Copy out every line in the entries below that includes "Snow".

§ MATERIAL SUPPLIED:
--- BEGIN ---

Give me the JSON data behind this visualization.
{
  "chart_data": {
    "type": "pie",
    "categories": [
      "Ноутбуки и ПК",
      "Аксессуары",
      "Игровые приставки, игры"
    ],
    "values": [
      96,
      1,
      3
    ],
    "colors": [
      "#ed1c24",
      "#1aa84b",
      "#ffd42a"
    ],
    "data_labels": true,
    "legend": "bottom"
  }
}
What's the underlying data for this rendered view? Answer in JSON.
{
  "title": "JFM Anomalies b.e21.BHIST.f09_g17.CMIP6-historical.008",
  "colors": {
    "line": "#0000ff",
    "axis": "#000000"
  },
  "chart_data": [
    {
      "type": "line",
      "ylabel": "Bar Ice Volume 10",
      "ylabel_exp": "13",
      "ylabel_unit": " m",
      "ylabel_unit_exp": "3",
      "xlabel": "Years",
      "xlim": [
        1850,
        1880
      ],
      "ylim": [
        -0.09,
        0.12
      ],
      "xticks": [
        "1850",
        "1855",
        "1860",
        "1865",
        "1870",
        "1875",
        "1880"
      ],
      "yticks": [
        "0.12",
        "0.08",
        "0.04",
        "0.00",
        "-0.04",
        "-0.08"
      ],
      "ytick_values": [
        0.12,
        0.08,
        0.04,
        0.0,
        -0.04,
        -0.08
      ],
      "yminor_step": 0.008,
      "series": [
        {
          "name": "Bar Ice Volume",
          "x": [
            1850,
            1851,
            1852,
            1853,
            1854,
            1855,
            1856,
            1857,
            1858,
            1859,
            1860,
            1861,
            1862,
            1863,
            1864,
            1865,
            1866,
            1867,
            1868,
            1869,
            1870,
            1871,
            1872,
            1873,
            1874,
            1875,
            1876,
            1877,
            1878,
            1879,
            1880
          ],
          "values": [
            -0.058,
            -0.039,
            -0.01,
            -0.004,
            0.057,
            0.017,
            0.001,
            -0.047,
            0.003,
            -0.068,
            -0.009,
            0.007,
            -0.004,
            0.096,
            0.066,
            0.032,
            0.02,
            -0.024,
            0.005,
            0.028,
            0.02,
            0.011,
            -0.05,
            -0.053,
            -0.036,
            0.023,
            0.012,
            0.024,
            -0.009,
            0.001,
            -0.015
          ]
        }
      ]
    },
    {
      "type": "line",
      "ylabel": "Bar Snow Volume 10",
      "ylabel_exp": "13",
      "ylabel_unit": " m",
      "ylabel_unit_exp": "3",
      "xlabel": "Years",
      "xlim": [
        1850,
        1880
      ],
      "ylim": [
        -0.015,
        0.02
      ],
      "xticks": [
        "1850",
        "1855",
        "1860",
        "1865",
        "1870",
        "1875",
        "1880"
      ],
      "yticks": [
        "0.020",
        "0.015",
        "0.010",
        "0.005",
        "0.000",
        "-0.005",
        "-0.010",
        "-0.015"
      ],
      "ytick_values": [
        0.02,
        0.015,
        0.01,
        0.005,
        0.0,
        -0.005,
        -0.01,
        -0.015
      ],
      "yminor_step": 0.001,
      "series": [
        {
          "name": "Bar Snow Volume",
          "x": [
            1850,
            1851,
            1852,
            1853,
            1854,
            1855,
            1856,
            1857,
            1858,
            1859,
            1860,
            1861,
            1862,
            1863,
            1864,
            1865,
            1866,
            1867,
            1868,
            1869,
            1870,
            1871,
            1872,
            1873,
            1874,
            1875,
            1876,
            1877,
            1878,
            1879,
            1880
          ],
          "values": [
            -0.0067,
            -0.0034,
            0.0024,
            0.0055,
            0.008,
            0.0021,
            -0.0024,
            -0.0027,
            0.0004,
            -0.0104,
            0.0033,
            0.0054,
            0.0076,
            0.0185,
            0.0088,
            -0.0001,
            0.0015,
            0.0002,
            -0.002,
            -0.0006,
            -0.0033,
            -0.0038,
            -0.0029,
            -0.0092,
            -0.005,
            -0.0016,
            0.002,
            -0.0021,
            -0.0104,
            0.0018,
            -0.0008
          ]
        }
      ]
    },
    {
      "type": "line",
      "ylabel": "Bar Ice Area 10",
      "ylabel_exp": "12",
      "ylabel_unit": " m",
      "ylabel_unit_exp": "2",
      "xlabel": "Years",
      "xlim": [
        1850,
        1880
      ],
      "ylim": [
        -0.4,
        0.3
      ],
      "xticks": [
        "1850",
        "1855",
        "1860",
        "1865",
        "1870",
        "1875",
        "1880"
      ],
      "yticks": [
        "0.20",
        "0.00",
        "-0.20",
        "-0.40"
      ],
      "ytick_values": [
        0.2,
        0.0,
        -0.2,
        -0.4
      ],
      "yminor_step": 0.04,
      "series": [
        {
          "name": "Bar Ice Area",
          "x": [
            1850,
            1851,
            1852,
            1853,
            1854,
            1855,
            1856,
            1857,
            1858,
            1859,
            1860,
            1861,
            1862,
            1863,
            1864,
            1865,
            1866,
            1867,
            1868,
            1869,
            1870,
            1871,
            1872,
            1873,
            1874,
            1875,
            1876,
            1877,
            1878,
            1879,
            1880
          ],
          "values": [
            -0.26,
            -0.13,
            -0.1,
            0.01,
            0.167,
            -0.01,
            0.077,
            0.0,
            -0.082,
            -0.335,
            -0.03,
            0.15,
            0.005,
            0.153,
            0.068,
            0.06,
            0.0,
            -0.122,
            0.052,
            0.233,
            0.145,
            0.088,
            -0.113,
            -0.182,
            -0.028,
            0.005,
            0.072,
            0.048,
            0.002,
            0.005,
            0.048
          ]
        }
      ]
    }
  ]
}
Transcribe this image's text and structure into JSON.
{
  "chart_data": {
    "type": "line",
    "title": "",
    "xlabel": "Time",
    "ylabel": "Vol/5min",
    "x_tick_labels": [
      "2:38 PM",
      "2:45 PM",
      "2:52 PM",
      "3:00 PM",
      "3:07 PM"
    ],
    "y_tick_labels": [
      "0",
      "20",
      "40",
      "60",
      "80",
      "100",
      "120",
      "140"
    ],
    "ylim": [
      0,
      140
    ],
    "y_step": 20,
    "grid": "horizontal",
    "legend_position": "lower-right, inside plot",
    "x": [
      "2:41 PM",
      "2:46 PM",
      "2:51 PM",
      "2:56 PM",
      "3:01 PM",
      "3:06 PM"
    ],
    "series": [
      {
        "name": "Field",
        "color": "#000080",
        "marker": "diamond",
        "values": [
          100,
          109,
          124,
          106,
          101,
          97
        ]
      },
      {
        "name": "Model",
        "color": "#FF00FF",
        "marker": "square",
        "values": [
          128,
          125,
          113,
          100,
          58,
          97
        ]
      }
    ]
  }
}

--- END ---

§ THE REPLY:
      "ylabel": "Bar Snow Volume 10",
          "name": "Bar Snow Volume",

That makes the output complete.